• [Requirement] Only a number is expected: how many lines in the data below contain the word "label".

• [Data in this exercise]
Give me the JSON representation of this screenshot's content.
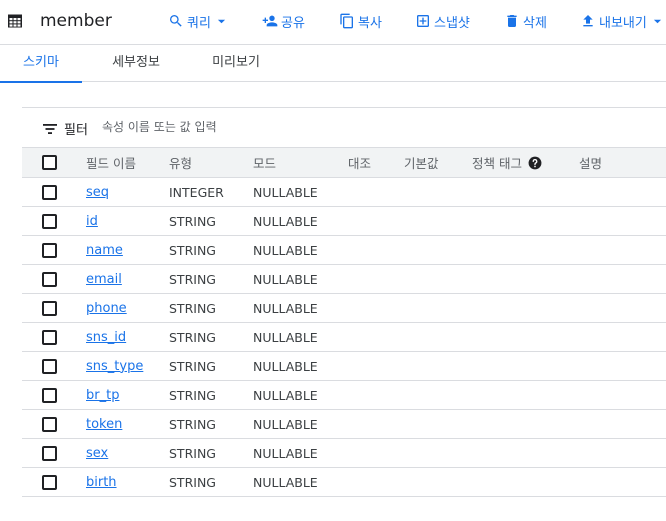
{
  "header": {
    "title": "member",
    "icons": {
      "table": "table-grid-icon"
    },
    "actions": [
      {
        "id": "query",
        "label": "쿼리",
        "icon": "search-icon",
        "has_dropdown": true
      },
      {
        "id": "share",
        "label": "공유",
        "icon": "person-add-icon"
      },
      {
        "id": "copy",
        "label": "복사",
        "icon": "copy-icon"
      },
      {
        "id": "snapshot",
        "label": "스냅샷",
        "icon": "add-box-icon"
      },
      {
        "id": "delete",
        "label": "삭제",
        "icon": "trash-icon"
      },
      {
        "id": "export",
        "label": "내보내기",
        "icon": "upload-icon",
        "has_dropdown": true
      }
    ]
  },
  "tabs": [
    {
      "label": "스키마",
      "active": true
    },
    {
      "label": "세부정보",
      "active": false
    },
    {
      "label": "미리보기",
      "active": false
    }
  ],
  "filter": {
    "label": "필터",
    "placeholder": "속성 이름 또는 값 입력",
    "value": ""
  },
  "schema": {
    "columns": [
      "필드 이름",
      "유형",
      "모드",
      "대조",
      "기본값",
      "정책 태그",
      "설명"
    ],
    "policy_tag_help_icon": "help-circle-icon",
    "rows": [
      {
        "name": "seq",
        "type": "INTEGER",
        "mode": "NULLABLE",
        "checked": false
      },
      {
        "name": "id",
        "type": "STRING",
        "mode": "NULLABLE",
        "checked": false
      },
      {
        "name": "name",
        "type": "STRING",
        "mode": "NULLABLE",
        "checked": false
      },
      {
        "name": "email",
        "type": "STRING",
        "mode": "NULLABLE",
        "checked": false
      },
      {
        "name": "phone",
        "type": "STRING",
        "mode": "NULLABLE",
        "checked": false
      },
      {
        "name": "sns_id",
        "type": "STRING",
        "mode": "NULLABLE",
        "checked": false
      },
      {
        "name": "sns_type",
        "type": "STRING",
        "mode": "NULLABLE",
        "checked": false
      },
      {
        "name": "br_tp",
        "type": "STRING",
        "mode": "NULLABLE",
        "checked": false
      },
      {
        "name": "token",
        "type": "STRING",
        "mode": "NULLABLE",
        "checked": false
      },
      {
        "name": "sex",
        "type": "STRING",
        "mode": "NULLABLE",
        "checked": false
      },
      {
        "name": "birth",
        "type": "STRING",
        "mode": "NULLABLE",
        "checked": false
      }
    ]
  },
  "colors": {
    "accent": "#1a73e8",
    "text": "#202124",
    "muted": "#5f6368",
    "divider": "#dadce0",
    "header_bg": "#f1f3f4"
  }
}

• [Task response] 10